Task details:
In the material below, the lines containing the word "tasoitus" are required; copy each of them.

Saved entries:
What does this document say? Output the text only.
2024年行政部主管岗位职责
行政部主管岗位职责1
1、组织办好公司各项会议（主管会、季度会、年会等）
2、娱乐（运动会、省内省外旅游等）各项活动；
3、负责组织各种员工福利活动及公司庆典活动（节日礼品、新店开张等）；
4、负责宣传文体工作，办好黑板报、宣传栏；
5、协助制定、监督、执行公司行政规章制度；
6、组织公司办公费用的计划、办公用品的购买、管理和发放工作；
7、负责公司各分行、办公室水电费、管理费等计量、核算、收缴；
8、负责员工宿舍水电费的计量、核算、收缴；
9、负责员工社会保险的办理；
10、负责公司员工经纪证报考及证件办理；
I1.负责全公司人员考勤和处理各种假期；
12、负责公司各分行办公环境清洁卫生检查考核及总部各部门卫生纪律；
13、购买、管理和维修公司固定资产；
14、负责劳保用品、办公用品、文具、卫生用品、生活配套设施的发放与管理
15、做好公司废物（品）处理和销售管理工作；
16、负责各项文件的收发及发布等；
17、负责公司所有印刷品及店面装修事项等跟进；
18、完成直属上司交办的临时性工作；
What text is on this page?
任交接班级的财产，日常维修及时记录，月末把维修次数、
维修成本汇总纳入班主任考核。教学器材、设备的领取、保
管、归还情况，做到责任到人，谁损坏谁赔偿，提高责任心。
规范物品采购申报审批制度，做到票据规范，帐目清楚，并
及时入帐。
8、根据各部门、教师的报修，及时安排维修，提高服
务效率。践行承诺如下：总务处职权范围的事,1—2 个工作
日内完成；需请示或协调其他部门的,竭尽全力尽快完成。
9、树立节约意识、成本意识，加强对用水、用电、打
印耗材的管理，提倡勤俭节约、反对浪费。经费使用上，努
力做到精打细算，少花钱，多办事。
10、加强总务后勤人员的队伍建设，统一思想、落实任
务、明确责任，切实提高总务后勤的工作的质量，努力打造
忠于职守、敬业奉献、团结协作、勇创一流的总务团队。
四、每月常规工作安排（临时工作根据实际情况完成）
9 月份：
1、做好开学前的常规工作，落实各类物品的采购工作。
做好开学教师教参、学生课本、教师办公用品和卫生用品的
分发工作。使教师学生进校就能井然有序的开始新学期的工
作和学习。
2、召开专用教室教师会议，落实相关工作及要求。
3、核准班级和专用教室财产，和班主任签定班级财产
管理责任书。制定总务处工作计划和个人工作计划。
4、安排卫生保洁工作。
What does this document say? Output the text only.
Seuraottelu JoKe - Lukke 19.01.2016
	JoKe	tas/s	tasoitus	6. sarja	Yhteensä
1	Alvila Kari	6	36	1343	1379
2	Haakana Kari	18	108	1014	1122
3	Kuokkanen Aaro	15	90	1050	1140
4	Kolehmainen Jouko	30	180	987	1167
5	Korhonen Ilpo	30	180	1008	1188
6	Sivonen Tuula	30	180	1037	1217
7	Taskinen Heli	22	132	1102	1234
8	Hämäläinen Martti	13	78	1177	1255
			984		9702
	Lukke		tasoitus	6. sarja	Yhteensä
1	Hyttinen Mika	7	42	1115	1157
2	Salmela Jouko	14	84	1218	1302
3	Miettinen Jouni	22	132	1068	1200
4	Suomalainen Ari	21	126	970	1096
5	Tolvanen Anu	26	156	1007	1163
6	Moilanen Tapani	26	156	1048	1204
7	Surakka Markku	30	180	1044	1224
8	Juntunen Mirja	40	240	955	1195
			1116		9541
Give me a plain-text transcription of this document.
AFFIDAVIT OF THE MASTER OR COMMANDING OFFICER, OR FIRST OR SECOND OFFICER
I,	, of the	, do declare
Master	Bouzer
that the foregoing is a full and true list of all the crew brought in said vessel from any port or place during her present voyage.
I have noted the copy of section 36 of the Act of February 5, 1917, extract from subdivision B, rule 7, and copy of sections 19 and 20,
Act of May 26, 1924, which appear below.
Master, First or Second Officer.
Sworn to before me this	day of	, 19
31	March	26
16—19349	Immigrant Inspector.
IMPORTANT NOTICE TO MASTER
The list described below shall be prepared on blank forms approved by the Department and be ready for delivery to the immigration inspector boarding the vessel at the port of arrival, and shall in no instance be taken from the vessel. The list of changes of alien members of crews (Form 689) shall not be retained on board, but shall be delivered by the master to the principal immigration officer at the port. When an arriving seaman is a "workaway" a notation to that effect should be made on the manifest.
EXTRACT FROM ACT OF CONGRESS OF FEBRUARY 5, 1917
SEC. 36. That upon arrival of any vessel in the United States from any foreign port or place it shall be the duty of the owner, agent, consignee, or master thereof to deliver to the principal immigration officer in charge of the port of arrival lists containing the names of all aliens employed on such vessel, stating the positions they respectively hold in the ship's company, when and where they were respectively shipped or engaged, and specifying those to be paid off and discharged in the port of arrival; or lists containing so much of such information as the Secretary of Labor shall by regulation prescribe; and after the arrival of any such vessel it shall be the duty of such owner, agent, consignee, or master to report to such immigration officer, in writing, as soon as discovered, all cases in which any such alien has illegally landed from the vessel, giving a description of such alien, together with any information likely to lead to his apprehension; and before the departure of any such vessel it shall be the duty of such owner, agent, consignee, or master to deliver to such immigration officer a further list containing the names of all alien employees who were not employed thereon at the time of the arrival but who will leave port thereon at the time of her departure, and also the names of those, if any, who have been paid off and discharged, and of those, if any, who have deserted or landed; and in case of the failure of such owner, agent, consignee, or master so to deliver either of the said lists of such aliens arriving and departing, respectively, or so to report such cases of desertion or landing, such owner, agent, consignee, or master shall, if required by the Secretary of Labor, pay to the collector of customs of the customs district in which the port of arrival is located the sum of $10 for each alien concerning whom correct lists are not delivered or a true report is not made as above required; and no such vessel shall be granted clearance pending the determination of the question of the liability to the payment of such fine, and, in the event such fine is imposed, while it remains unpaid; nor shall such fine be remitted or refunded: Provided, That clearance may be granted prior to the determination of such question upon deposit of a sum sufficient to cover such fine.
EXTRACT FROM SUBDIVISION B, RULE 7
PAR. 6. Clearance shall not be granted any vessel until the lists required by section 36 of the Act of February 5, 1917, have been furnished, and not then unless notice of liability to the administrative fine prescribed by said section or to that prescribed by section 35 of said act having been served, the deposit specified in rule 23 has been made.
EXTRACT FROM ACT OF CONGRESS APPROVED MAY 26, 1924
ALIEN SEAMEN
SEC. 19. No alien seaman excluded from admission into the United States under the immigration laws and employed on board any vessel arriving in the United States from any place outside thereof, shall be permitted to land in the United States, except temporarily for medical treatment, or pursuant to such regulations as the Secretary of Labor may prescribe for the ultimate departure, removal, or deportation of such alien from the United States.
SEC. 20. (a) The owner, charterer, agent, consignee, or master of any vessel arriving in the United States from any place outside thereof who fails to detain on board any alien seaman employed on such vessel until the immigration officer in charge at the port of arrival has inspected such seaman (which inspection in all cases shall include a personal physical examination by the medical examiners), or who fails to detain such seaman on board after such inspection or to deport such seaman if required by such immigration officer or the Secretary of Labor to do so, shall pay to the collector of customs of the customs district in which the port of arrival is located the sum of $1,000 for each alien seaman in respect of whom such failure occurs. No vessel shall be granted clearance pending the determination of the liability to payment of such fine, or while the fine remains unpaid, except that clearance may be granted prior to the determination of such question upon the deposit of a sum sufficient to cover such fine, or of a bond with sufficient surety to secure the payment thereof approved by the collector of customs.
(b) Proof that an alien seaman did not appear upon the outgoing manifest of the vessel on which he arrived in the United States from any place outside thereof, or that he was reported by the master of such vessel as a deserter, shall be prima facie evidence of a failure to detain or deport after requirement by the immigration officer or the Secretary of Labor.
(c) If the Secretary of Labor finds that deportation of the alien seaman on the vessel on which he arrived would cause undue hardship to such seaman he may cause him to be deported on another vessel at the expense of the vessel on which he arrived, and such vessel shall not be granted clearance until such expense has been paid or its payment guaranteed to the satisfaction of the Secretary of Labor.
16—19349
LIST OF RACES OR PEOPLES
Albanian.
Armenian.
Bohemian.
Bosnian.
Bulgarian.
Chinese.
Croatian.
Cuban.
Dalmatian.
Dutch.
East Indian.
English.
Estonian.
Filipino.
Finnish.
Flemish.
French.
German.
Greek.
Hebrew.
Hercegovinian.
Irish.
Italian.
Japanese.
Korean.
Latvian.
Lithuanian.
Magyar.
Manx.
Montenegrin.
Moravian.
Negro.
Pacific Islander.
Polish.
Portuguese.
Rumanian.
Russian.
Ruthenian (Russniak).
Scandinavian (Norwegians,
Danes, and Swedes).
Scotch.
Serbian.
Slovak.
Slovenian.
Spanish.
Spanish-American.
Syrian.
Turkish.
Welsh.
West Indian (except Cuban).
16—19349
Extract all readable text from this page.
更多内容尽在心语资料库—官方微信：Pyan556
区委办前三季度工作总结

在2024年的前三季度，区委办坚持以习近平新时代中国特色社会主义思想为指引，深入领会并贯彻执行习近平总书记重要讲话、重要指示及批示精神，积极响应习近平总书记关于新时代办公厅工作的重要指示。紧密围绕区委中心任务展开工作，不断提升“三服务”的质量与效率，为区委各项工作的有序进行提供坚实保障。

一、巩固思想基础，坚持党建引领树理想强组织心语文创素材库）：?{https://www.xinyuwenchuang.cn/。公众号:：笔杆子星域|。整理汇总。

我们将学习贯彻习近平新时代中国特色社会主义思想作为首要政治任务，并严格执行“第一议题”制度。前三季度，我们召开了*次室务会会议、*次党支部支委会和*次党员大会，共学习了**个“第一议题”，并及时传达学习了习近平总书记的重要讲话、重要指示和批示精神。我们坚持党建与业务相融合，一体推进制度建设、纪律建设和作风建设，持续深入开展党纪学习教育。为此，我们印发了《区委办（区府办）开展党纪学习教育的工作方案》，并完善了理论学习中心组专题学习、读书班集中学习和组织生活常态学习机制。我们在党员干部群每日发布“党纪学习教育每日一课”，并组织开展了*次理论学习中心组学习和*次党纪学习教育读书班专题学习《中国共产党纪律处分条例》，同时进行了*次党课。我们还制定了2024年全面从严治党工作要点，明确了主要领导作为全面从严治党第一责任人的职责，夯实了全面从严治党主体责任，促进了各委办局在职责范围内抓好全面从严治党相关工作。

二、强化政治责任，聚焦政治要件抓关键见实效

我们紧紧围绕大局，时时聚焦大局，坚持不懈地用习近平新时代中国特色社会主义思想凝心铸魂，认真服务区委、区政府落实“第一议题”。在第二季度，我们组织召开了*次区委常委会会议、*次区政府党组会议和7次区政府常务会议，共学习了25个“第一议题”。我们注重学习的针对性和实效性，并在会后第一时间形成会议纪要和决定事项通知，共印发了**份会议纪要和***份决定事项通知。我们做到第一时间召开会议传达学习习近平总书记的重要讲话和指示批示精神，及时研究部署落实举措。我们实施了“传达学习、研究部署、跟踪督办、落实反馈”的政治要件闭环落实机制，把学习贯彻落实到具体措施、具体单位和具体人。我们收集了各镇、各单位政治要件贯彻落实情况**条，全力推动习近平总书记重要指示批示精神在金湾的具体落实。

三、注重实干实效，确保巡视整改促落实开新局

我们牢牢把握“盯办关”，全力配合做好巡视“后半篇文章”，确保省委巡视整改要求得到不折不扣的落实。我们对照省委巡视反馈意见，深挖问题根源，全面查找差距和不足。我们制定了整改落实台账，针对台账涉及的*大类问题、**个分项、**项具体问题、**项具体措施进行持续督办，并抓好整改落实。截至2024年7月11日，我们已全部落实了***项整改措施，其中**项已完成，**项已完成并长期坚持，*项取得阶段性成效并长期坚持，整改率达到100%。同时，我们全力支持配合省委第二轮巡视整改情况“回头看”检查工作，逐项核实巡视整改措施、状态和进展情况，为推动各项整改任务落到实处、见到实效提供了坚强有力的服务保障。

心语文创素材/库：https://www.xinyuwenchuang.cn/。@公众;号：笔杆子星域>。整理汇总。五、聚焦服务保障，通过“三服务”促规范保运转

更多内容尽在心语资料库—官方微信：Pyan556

Exercise solution:
	JoKe	tas/s	tasoitus	6. sarja	Yhteensä
	Lukke		tasoitus	6. sarja	Yhteensä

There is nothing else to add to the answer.